Items from a dataset
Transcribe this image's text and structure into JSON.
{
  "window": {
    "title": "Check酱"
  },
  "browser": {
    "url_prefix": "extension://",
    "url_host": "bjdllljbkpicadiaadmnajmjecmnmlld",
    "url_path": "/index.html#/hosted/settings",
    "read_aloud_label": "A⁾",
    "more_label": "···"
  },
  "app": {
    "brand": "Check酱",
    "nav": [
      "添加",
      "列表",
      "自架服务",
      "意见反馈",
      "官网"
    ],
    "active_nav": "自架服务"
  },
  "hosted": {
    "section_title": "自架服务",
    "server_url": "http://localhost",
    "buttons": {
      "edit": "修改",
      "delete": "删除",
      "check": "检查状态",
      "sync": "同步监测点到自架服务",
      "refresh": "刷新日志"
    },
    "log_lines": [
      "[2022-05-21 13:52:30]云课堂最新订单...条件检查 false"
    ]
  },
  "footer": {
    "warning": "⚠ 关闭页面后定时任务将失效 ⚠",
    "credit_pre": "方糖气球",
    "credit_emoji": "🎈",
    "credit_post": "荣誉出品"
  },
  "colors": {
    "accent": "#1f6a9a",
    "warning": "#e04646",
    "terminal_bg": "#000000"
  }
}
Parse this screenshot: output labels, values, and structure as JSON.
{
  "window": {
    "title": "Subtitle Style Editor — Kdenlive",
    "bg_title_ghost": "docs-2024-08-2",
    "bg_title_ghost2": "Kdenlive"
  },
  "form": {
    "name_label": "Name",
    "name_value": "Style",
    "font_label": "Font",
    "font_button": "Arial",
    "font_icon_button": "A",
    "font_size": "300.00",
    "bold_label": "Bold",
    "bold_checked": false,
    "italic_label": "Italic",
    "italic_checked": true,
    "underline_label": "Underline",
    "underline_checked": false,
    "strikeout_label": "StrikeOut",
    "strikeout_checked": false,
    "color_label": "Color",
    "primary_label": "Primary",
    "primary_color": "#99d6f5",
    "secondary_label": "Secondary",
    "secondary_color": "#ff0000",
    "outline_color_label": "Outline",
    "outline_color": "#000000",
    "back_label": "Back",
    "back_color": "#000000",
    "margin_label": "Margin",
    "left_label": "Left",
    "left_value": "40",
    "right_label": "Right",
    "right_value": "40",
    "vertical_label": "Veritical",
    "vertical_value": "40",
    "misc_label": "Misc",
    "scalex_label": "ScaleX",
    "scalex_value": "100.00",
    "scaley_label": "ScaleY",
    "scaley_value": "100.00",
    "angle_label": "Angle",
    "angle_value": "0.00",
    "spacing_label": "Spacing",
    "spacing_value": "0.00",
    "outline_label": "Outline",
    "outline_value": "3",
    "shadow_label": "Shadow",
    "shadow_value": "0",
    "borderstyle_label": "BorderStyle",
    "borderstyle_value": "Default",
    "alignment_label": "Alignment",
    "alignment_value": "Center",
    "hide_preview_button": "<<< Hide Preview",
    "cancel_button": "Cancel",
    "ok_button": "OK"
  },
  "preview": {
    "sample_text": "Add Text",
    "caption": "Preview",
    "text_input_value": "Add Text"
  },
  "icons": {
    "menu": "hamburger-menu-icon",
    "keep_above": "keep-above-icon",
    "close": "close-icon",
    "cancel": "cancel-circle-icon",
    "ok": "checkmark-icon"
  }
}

> **SHORT TASK**
Reproduce all the records precisely.

> **CORRECT RESULT**
Transcribe this image's text and structure into JSON.
{
  "window": {
    "title": "Check酱"
  },
  "browser": {
    "url_prefix": "extension://",
    "url_host": "bjdllljbkpicadiaadmnajmjecmnmlld",
    "url_path": "/index.html#/hosted/settings",
    "read_aloud_label": "A⁾",
    "more_label": "···"
  },
  "app": {
    "brand": "Check酱",
    "nav": [
      "添加",
      "列表",
      "自架服务",
      "意见反馈",
      "官网"
    ],
    "active_nav": "自架服务"
  },
  "hosted": {
    "section_title": "自架服务",
    "server_url": "http://localhost",
    "buttons": {
      "edit": "修改",
      "delete": "删除",
      "check": "检查状态",
      "sync": "同步监测点到自架服务",
      "refresh": "刷新日志"
    },
    "log_lines": [
      "[2022-05-21 13:52:30]云课堂最新订单...条件检查 false"
    ]
  },
  "footer": {
    "warning": "⚠ 关闭页面后定时任务将失效 ⚠",
    "credit_pre": "方糖气球",
    "credit_emoji": "🎈",
    "credit_post": "荣誉出品"
  },
  "colors": {
    "accent": "#1f6a9a",
    "warning": "#e04646",
    "terminal_bg": "#000000"
  }
}
Parse this screenshot: output labels, values, and structure as JSON.
{
  "window": {
    "title": "Subtitle Style Editor — Kdenlive",
    "bg_title_ghost": "docs-2024-08-2",
    "bg_title_ghost2": "Kdenlive"
  },
  "form": {
    "name_label": "Name",
    "name_value": "Style",
    "font_label": "Font",
    "font_button": "Arial",
    "font_icon_button": "A",
    "font_size": "300.00",
    "bold_label": "Bold",
    "bold_checked": false,
    "italic_label": "Italic",
    "italic_checked": true,
    "underline_label": "Underline",
    "underline_checked": false,
    "strikeout_label": "StrikeOut",
    "strikeout_checked": false,
    "color_label": "Color",
    "primary_label": "Primary",
    "primary_color": "#99d6f5",
    "secondary_label": "Secondary",
    "secondary_color": "#ff0000",
    "outline_color_label": "Outline",
    "outline_color": "#000000",
    "back_label": "Back",
    "back_color": "#000000",
    "margin_label": "Margin",
    "left_label": "Left",
    "left_value": "40",
    "right_label": "Right",
    "right_value": "40",
    "vertical_label": "Veritical",
    "vertical_value": "40",
    "misc_label": "Misc",
    "scalex_label": "ScaleX",
    "scalex_value": "100.00",
    "scaley_label": "ScaleY",
    "scaley_value": "100.00",
    "angle_label": "Angle",
    "angle_value": "0.00",
    "spacing_label": "Spacing",
    "spacing_value": "0.00",
    "outline_label": "Outline",
    "outline_value": "3",
    "shadow_label": "Shadow",
    "shadow_value": "0",
    "borderstyle_label": "BorderStyle",
    "borderstyle_value": "Default",
    "alignment_label": "Alignment",
    "alignment_value": "Center",
    "hide_preview_button": "<<< Hide Preview",
    "cancel_button": "Cancel",
    "ok_button": "OK"
  },
  "preview": {
    "sample_text": "Add Text",
    "caption": "Preview",
    "text_input_value": "Add Text"
  },
  "icons": {
    "menu": "hamburger-menu-icon",
    "keep_above": "keep-above-icon",
    "close": "close-icon",
    "cancel": "cancel-circle-icon",
    "ok": "checkmark-icon"
  }
}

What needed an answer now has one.